*What you will do*: Omit every picture and write out the rest of the records exactly.

__________

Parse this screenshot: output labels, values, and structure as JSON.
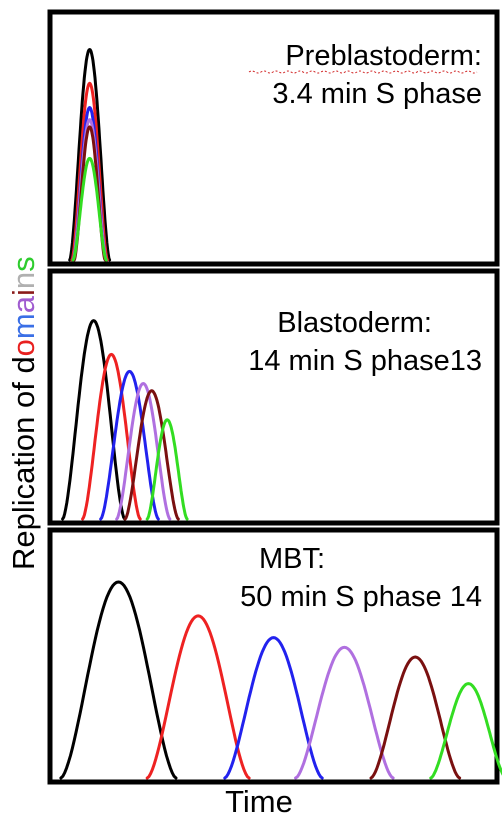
{
  "y_axis": {
    "prefix": "Replication of d",
    "colored_letters": [
      {
        "letter": "o",
        "color": "#e8201f"
      },
      {
        "letter": "m",
        "color": "#3a6fe6"
      },
      {
        "letter": "a",
        "color": "#a05cd0"
      },
      {
        "letter": "i",
        "color": "#8a1a1a"
      },
      {
        "letter": "n",
        "color": "#b0b0b0"
      },
      {
        "letter": "s",
        "color": "#2ecc2e"
      }
    ]
  },
  "x_axis": {
    "label": "Time"
  },
  "series_colors": [
    "#000000",
    "#ee2222",
    "#2222ee",
    "#b070e0",
    "#7a1010",
    "#33dd22"
  ],
  "panels": [
    {
      "id": "preblastoderm",
      "title_line1": "Preblastoderm:",
      "title_line2": "3.4 min S phase",
      "peaks": [
        {
          "center": 0.085,
          "width": 0.09,
          "height": 0.87
        },
        {
          "center": 0.085,
          "width": 0.08,
          "height": 0.73
        },
        {
          "center": 0.085,
          "width": 0.075,
          "height": 0.63
        },
        {
          "center": 0.085,
          "width": 0.075,
          "height": 0.58
        },
        {
          "center": 0.085,
          "width": 0.07,
          "height": 0.55
        },
        {
          "center": 0.085,
          "width": 0.075,
          "height": 0.42
        }
      ]
    },
    {
      "id": "blastoderm",
      "title_line1": "Blastoderm:",
      "title_line2": "14 min S phase13",
      "peaks": [
        {
          "center": 0.094,
          "width": 0.14,
          "height": 0.82
        },
        {
          "center": 0.134,
          "width": 0.13,
          "height": 0.68
        },
        {
          "center": 0.175,
          "width": 0.13,
          "height": 0.61
        },
        {
          "center": 0.206,
          "width": 0.12,
          "height": 0.56
        },
        {
          "center": 0.225,
          "width": 0.12,
          "height": 0.53
        },
        {
          "center": 0.26,
          "width": 0.09,
          "height": 0.41
        }
      ]
    },
    {
      "id": "mbt",
      "title_line1": "MBT:",
      "title_line2": "50 min S phase 14",
      "peaks": [
        {
          "center": 0.15,
          "width": 0.26,
          "height": 0.81
        },
        {
          "center": 0.33,
          "width": 0.23,
          "height": 0.67
        },
        {
          "center": 0.5,
          "width": 0.22,
          "height": 0.58
        },
        {
          "center": 0.66,
          "width": 0.22,
          "height": 0.54
        },
        {
          "center": 0.82,
          "width": 0.2,
          "height": 0.5
        },
        {
          "center": 0.94,
          "width": 0.17,
          "height": 0.39
        }
      ]
    }
  ]
}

__________

*Task result*:
Parse this screenshot: output labels, values, and structure as JSON.
{
  "y_axis": {
    "prefix": "Replication of d",
    "colored_letters": [
      {
        "letter": "o",
        "color": "#e8201f"
      },
      {
        "letter": "m",
        "color": "#3a6fe6"
      },
      {
        "letter": "a",
        "color": "#a05cd0"
      },
      {
        "letter": "i",
        "color": "#8a1a1a"
      },
      {
        "letter": "n",
        "color": "#b0b0b0"
      },
      {
        "letter": "s",
        "color": "#2ecc2e"
      }
    ]
  },
  "x_axis": {
    "label": "Time"
  },
  "series_colors": [
    "#000000",
    "#ee2222",
    "#2222ee",
    "#b070e0",
    "#7a1010",
    "#33dd22"
  ],
  "panels": [
    {
      "id": "preblastoderm",
      "title_line1": "Preblastoderm:",
      "title_line2": "3.4 min S phase",
      "peaks": [
        {
          "center": 0.085,
          "width": 0.09,
          "height": 0.87
        },
        {
          "center": 0.085,
          "width": 0.08,
          "height": 0.73
        },
        {
          "center": 0.085,
          "width": 0.075,
          "height": 0.63
        },
        {
          "center": 0.085,
          "width": 0.075,
          "height": 0.58
        },
        {
          "center": 0.085,
          "width": 0.07,
          "height": 0.55
        },
        {
          "center": 0.085,
          "width": 0.075,
          "height": 0.42
        }
      ]
    },
    {
      "id": "blastoderm",
      "title_line1": "Blastoderm:",
      "title_line2": "14 min S phase13",
      "peaks": [
        {
          "center": 0.094,
          "width": 0.14,
          "height": 0.82
        },
        {
          "center": 0.134,
          "width": 0.13,
          "height": 0.68
        },
        {
          "center": 0.175,
          "width": 0.13,
          "height": 0.61
        },
        {
          "center": 0.206,
          "width": 0.12,
          "height": 0.56
        },
        {
          "center": 0.225,
          "width": 0.12,
          "height": 0.53
        },
        {
          "center": 0.26,
          "width": 0.09,
          "height": 0.41
        }
      ]
    },
    {
      "id": "mbt",
      "title_line1": "MBT:",
      "title_line2": "50 min S phase 14",
      "peaks": [
        {
          "center": 0.15,
          "width": 0.26,
          "height": 0.81
        },
        {
          "center": 0.33,
          "width": 0.23,
          "height": 0.67
        },
        {
          "center": 0.5,
          "width": 0.22,
          "height": 0.58
        },
        {
          "center": 0.66,
          "width": 0.22,
          "height": 0.54
        },
        {
          "center": 0.82,
          "width": 0.2,
          "height": 0.5
        },
        {
          "center": 0.94,
          "width": 0.17,
          "height": 0.39
        }
      ]
    }
  ]
}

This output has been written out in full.